▶ _Aim of the exercise_: Repeat exactly each line of the data provided below.

▶ _Source data_:
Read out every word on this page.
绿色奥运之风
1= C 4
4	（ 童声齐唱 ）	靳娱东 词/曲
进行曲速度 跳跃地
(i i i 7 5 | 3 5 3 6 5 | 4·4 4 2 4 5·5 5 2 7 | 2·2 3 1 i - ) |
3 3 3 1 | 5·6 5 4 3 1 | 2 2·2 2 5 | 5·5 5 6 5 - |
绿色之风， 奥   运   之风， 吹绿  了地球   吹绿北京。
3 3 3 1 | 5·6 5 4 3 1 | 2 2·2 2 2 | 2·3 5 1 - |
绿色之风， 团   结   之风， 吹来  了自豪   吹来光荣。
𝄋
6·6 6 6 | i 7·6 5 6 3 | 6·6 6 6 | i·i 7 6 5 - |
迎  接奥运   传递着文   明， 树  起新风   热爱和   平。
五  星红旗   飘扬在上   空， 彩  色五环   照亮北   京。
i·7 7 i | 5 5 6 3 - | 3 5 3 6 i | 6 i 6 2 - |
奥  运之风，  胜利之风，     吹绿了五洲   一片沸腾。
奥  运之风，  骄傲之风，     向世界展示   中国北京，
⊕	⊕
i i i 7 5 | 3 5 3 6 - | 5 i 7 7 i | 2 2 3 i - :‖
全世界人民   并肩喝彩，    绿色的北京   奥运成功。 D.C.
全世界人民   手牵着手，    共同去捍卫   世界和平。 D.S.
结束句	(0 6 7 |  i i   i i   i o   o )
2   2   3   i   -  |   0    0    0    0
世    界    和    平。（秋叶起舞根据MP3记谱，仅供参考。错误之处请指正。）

▶ _Result of the task_:
Read out every word on this page.
绿色奥运之风
1= C 4
4	（ 童声齐唱 ）	靳娱东 词/曲
进行曲速度 跳跃地
(i i i 7 5 | 3 5 3 6 5 | 4·4 4 2 4 5·5 5 2 7 | 2·2 3 1 i - ) |
3 3 3 1 | 5·6 5 4 3 1 | 2 2·2 2 5 | 5·5 5 6 5 - |
绿色之风， 奥   运   之风， 吹绿  了地球   吹绿北京。
3 3 3 1 | 5·6 5 4 3 1 | 2 2·2 2 2 | 2·3 5 1 - |
绿色之风， 团   结   之风， 吹来  了自豪   吹来光荣。
𝄋
6·6 6 6 | i 7·6 5 6 3 | 6·6 6 6 | i·i 7 6 5 - |
迎  接奥运   传递着文   明， 树  起新风   热爱和   平。
五  星红旗   飘扬在上   空， 彩  色五环   照亮北   京。
i·7 7 i | 5 5 6 3 - | 3 5 3 6 i | 6 i 6 2 - |
奥  运之风，  胜利之风，     吹绿了五洲   一片沸腾。
奥  运之风，  骄傲之风，     向世界展示   中国北京，
⊕	⊕
i i i 7 5 | 3 5 3 6 - | 5 i 7 7 i | 2 2 3 i - :‖
全世界人民   并肩喝彩，    绿色的北京   奥运成功。 D.C.
全世界人民   手牵着手，    共同去捍卫   世界和平。 D.S.
结束句	(0 6 7 |  i i   i i   i o   o )
2   2   3   i   -  |   0    0    0    0
世    界    和    平。（秋叶起舞根据MP3记谱，仅供参考。错误之处请指正。）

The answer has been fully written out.